[Begin Document segment]
We are fully engulfed in the era of massive data collection. All those data represent the most critical and valuable strategic assets of modern organizations that are undergoing digital disruption and digital transformation. Advanced analytics tools and techniques drive insights discovery, innovation, new market opportunities, and value creation from data. However, our enthusiasm for “big data” is tempered by the fact that this data flood also drives us to sensory input shock and awe.
Among the countless amazing foresights that appeared in Alvin Toffler’s Future Shock was the concept of information overload. His discussion of the topic came long before the creation and proliferation of social networks, the World Wide Web, the internet, enterprise databases, ubiquitous sensors, and digital data collection by all organizations—big and small, public and private, near and far. The clear and present human consequences and dangers of infoglut were succinctly called out as section headings in Chapter 16, “The Psychological Dimension,” of Toffler’s book, including these: “the overstimulated individual,” “bombardment of the senses,” and “decision stress.”
While these ominous forecasts have now become a reality for our digitally drenched society, especially for the digital natives who have known no other experience, there is hope for a lifeline that we can grasp while swimming (or drowning) in that sea of data. And that hope emanates from the same foundation that is the basis of the information overload shock itself. That foundation is data, and the hope is AI—artificial intelligence. The promise of AI is entirely dependent on the flood of sensory input data that fuels the advanced algorithms that activate and stimulate the actionable insights (representing another definition of A.I.), which is what AI is really aimed at achieving.
AI is a great producer of dichotomous reactions in society: hype versus hope, concern versus commercialization, fantasy versus forward-thinking, overstimulation versus overabundance of opportunity, bombardment of the senses versus bountiful insights into solving hard problems, and decision stress versus automated decision support. Could we imagine any technology that has more mutually contradictory psychological dimensions than AI? I cannot.
AI takes its cue from data. It needs data—and not just small quantities, but large quantities of data, containing training examples of all sorts of behaviors, events, processes, things, and outcomes. Just as a human (or any cognitive creature) receives sensory inputs from its world through multiple channels (e.g., our five senses) and then produces an output—a decision, an action—in response to those inputs, similarly that is exactly what an AI does. The AI relies on mathematical algorithms that sort through streams of data to find the most relevant, informative, actionable, and pertinent patterns in the data. From those presently perceived patterns, AI then produces an output (decision and/or action). When a human detects and then recognizes a previously seen pattern, the person knows how to respond—what to decide and how to act. This is what an AI is being trained to do, automatically and with minimal human intervention through the data inputs that cue the algorithms.
[End Document segment]
[Begin Information provided]
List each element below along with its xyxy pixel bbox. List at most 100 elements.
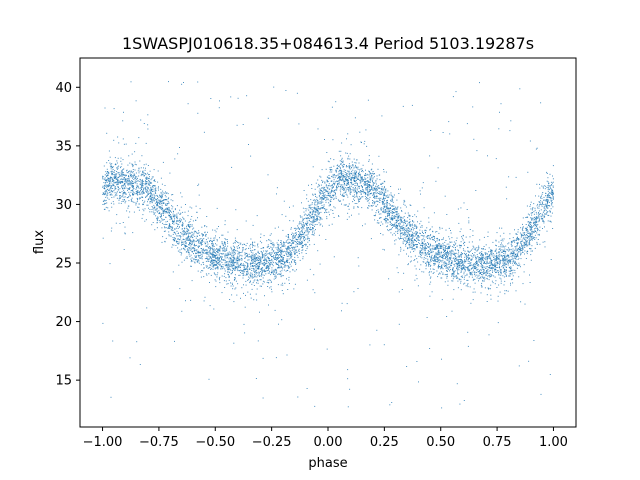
data-point [468, 217, 470, 219]
data-point [428, 235, 430, 237]
data-point [117, 136, 119, 138]
data-point [527, 171, 529, 173]
data-point [271, 271, 273, 273]
data-point [200, 243, 202, 245]
data-point [152, 176, 154, 178]
data-point [330, 169, 331, 171]
data-point [275, 262, 277, 264]
data-point [368, 155, 370, 157]
data-point [534, 216, 535, 218]
data-point [120, 160, 122, 162]
data-point [247, 263, 249, 265]
data-point [381, 189, 383, 190]
data-point [232, 250, 234, 252]
data-point [496, 257, 498, 259]
data-point [375, 206, 377, 207]
data-point [363, 179, 365, 180]
data-point [192, 243, 193, 245]
data-point [535, 225, 536, 227]
data-point [341, 171, 343, 173]
data-point [416, 240, 417, 242]
data-point [239, 252, 241, 253]
data-point [534, 231, 535, 233]
data-point [480, 258, 482, 259]
data-point [267, 174, 269, 176]
data-point [446, 257, 448, 258]
data-point [416, 226, 418, 227]
data-point [134, 151, 136, 153]
data-point [189, 206, 191, 208]
data-point [474, 266, 476, 268]
data-point [546, 206, 548, 208]
data-point [165, 212, 167, 214]
data-point [512, 250, 514, 252]
data-point [453, 252, 455, 254]
data-point [193, 248, 195, 250]
data-point [484, 276, 486, 278]
data-point [493, 259, 495, 261]
data-point [298, 241, 300, 243]
data-point [179, 209, 181, 211]
data-point [276, 193, 277, 195]
data-point [285, 251, 287, 252]
data-point [336, 186, 338, 188]
data-point [143, 167, 144, 169]
data-point [225, 250, 227, 252]
data-point [495, 254, 497, 256]
data-point [482, 265, 484, 267]
data-point [227, 267, 229, 269]
data-point [437, 246, 439, 247]
data-point [301, 244, 303, 246]
data-point [395, 234, 396, 236]
data-point [192, 228, 194, 230]
data-point [140, 173, 142, 175]
data-point [283, 262, 285, 264]
data-point [323, 194, 324, 196]
data-point [333, 199, 335, 200]
data-point [391, 211, 393, 213]
data-point [387, 229, 388, 231]
data-point [288, 283, 290, 284]
data-point [499, 258, 500, 260]
data-point [244, 244, 246, 245]
data-point [293, 246, 294, 248]
data-point [546, 194, 548, 196]
data-point [251, 283, 253, 285]
data-point [520, 254, 521, 256]
data-point [138, 168, 140, 170]
data-point [185, 242, 187, 244]
data-point [314, 199, 316, 201]
data-point [196, 244, 198, 246]
data-point [232, 270, 234, 272]
data-point [280, 265, 282, 267]
data-point [365, 187, 367, 189]
data-point [214, 273, 216, 275]
data-point [311, 184, 313, 186]
data-point [546, 180, 548, 182]
data-point [281, 270, 283, 272]
data-point [550, 208, 552, 210]
data-point [186, 257, 188, 259]
data-point [391, 213, 393, 214]
data-point [361, 168, 363, 170]
data-point [541, 203, 543, 205]
data-point [513, 255, 515, 257]
data-point [428, 265, 429, 267]
data-point [428, 272, 430, 274]
data-point [533, 203, 535, 205]
data-point [440, 244, 442, 246]
data-point [392, 201, 394, 203]
data-point [504, 261, 506, 263]
data-point [387, 199, 388, 201]
data-point [136, 176, 138, 178]
data-point [272, 271, 274, 273]
data-point [204, 225, 206, 227]
data-point [340, 163, 342, 165]
data-point [466, 255, 468, 257]
data-point [308, 184, 309, 186]
data-point [508, 250, 510, 252]
data-point [485, 254, 486, 256]
data-point [451, 274, 453, 276]
data-point [297, 236, 299, 238]
data-point [333, 179, 335, 181]
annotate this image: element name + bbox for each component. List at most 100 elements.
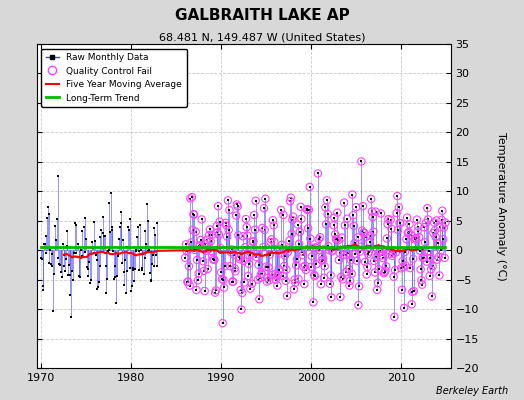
Point <box>212 287 220 294</box>
Point <box>400 305 408 311</box>
Point <box>250 226 259 233</box>
Point <box>363 271 371 278</box>
Point <box>429 263 437 269</box>
Point <box>373 287 381 293</box>
Point <box>398 286 406 293</box>
Point <box>308 253 316 260</box>
Point <box>314 236 323 242</box>
Point <box>318 253 326 260</box>
Point <box>331 231 340 238</box>
Point <box>210 257 218 263</box>
Point <box>285 237 293 244</box>
Point <box>383 235 391 242</box>
Point <box>217 276 226 282</box>
Point <box>306 236 314 242</box>
Point <box>186 195 194 202</box>
Point <box>377 252 386 259</box>
Point <box>235 254 243 260</box>
Point <box>198 245 206 251</box>
Point <box>58 274 67 280</box>
Point <box>258 225 267 231</box>
Point <box>83 264 91 270</box>
Point <box>428 293 436 300</box>
Point <box>377 210 385 217</box>
Point <box>43 215 51 222</box>
Point <box>128 283 136 290</box>
Point <box>354 234 362 241</box>
Point <box>99 214 107 220</box>
Point <box>260 205 268 212</box>
Point <box>408 301 416 308</box>
Point <box>376 248 384 254</box>
Point <box>221 263 229 269</box>
Point <box>359 203 367 209</box>
Point <box>387 217 395 223</box>
Point <box>375 266 383 272</box>
Point <box>369 228 378 235</box>
Point <box>189 227 197 233</box>
Point <box>287 194 295 201</box>
Point <box>302 267 310 273</box>
Point <box>38 283 47 289</box>
Point <box>307 264 315 270</box>
Point <box>360 230 368 236</box>
Point <box>283 292 291 299</box>
Point <box>219 276 227 283</box>
Point <box>295 240 303 247</box>
Point <box>228 278 237 285</box>
Point <box>417 266 425 273</box>
Point <box>213 229 222 236</box>
Point <box>413 216 421 223</box>
Point <box>278 273 287 279</box>
Point <box>57 269 65 275</box>
Point <box>324 243 333 249</box>
Point <box>332 236 341 242</box>
Point <box>111 274 119 280</box>
Point <box>144 248 152 254</box>
Point <box>231 268 239 274</box>
Point <box>389 250 397 257</box>
Point <box>200 268 208 274</box>
Point <box>365 249 373 255</box>
Point <box>191 247 199 253</box>
Point <box>330 222 338 228</box>
Point <box>430 219 439 226</box>
Point <box>227 249 235 255</box>
Point <box>190 211 199 218</box>
Point <box>358 227 366 234</box>
Point <box>400 305 408 311</box>
Point <box>114 251 122 257</box>
Point <box>239 233 247 240</box>
Point <box>380 270 388 276</box>
Point <box>124 223 133 230</box>
Point <box>410 236 419 243</box>
Point <box>432 217 441 224</box>
Point <box>234 203 242 210</box>
Point <box>348 192 357 198</box>
Point <box>405 221 413 228</box>
Point <box>113 273 121 279</box>
Point <box>310 272 319 278</box>
Point <box>191 247 199 253</box>
Point <box>406 265 414 271</box>
Point <box>434 240 442 247</box>
Point <box>193 257 201 263</box>
Point <box>153 263 161 269</box>
Point <box>256 274 264 281</box>
Point <box>245 261 253 267</box>
Point <box>412 235 420 241</box>
Point <box>265 277 274 284</box>
Point <box>46 246 54 253</box>
Point <box>272 273 281 280</box>
Point <box>198 216 206 223</box>
Point <box>389 250 397 257</box>
Point <box>440 224 448 231</box>
Point <box>217 276 226 282</box>
Point <box>431 227 439 234</box>
Point <box>226 263 234 270</box>
Point <box>422 258 431 265</box>
Point <box>291 279 300 286</box>
Point <box>195 243 204 250</box>
Point <box>349 212 357 218</box>
Point <box>375 266 383 272</box>
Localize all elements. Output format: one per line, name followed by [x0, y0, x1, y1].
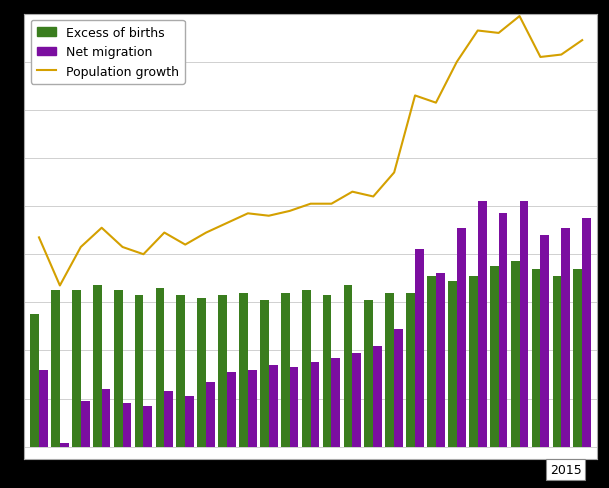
Bar: [30, 315, 39, 447]
Bar: [561, 228, 570, 447]
Bar: [248, 370, 256, 447]
Bar: [185, 396, 194, 447]
Bar: [155, 288, 164, 447]
Bar: [311, 363, 319, 447]
Bar: [177, 296, 185, 447]
Bar: [582, 219, 591, 447]
Bar: [197, 298, 206, 447]
Bar: [469, 276, 477, 447]
Bar: [406, 293, 415, 447]
Bar: [552, 276, 561, 447]
Bar: [227, 372, 236, 447]
Bar: [206, 382, 215, 447]
Bar: [343, 286, 353, 447]
Bar: [415, 250, 424, 447]
Bar: [239, 293, 248, 447]
Bar: [93, 286, 102, 447]
Bar: [39, 370, 48, 447]
Bar: [436, 274, 445, 447]
Bar: [499, 214, 507, 447]
Bar: [373, 346, 382, 447]
Bar: [122, 404, 132, 447]
Text: 2015: 2015: [550, 463, 582, 476]
Bar: [218, 296, 227, 447]
Bar: [532, 269, 540, 447]
Bar: [457, 228, 466, 447]
Bar: [144, 406, 152, 447]
Bar: [519, 202, 528, 447]
Legend: Excess of births, Net migration, Population growth: Excess of births, Net migration, Populat…: [30, 21, 185, 85]
Bar: [331, 358, 340, 447]
Bar: [269, 365, 278, 447]
Bar: [448, 281, 457, 447]
Bar: [490, 266, 499, 447]
Bar: [574, 269, 582, 447]
Bar: [477, 202, 487, 447]
Bar: [290, 367, 298, 447]
Bar: [353, 353, 361, 447]
Bar: [540, 236, 549, 447]
Bar: [394, 329, 403, 447]
Bar: [114, 291, 122, 447]
Bar: [302, 291, 311, 447]
Bar: [385, 293, 394, 447]
Bar: [260, 300, 269, 447]
Bar: [511, 262, 519, 447]
Bar: [102, 389, 110, 447]
Bar: [72, 291, 81, 447]
Bar: [51, 291, 60, 447]
Bar: [427, 276, 436, 447]
Bar: [164, 391, 173, 447]
Bar: [135, 296, 144, 447]
Bar: [323, 296, 331, 447]
Bar: [365, 300, 373, 447]
Bar: [281, 293, 290, 447]
Bar: [60, 443, 69, 447]
Bar: [81, 401, 90, 447]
[End Information provided]
__Direction__:
In the essay on AI and data overload, which chapter of Toffler's book has section headings such as "decision stress"? Answer using only the essay on AI and data, not the entries.

__Written response__:
Chapter 16, "The Psychological Dimension."